**Task data:**
____________________

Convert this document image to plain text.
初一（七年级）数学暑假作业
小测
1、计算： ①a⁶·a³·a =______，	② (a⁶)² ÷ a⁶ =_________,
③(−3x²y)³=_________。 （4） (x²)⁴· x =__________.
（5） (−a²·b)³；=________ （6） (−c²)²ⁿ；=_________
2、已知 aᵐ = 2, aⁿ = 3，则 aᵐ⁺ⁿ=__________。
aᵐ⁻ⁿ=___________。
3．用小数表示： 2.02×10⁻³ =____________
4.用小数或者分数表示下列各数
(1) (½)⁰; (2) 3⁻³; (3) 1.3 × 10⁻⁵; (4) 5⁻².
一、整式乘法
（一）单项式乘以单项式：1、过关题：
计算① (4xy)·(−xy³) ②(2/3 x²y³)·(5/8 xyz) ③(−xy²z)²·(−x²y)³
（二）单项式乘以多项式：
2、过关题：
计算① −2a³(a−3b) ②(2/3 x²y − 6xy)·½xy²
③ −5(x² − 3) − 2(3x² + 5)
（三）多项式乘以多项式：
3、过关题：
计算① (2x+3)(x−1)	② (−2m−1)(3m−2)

____________________

**Task directions:** Your task is to extract all of the records exactly.

**Complete output:**
Convert this document image to plain text.
初一（七年级）数学暑假作业
小测
1、计算： ①a⁶·a³·a =______，	② (a⁶)² ÷ a⁶ =_________,
③(−3x²y)³=_________。 （4） (x²)⁴· x =__________.
（5） (−a²·b)³；=________ （6） (−c²)²ⁿ；=_________
2、已知 aᵐ = 2, aⁿ = 3，则 aᵐ⁺ⁿ=__________。
aᵐ⁻ⁿ=___________。
3．用小数表示： 2.02×10⁻³ =____________
4.用小数或者分数表示下列各数
(1) (½)⁰; (2) 3⁻³; (3) 1.3 × 10⁻⁵; (4) 5⁻².
一、整式乘法
（一）单项式乘以单项式：1、过关题：
计算① (4xy)·(−xy³) ②(2/3 x²y³)·(5/8 xyz) ③(−xy²z)²·(−x²y)³
（二）单项式乘以多项式：
2、过关题：
计算① −2a³(a−3b) ②(2/3 x²y − 6xy)·½xy²
③ −5(x² − 3) − 2(3x² + 5)
（三）多项式乘以多项式：
3、过关题：
计算① (2x+3)(x−1)	② (−2m−1)(3m−2)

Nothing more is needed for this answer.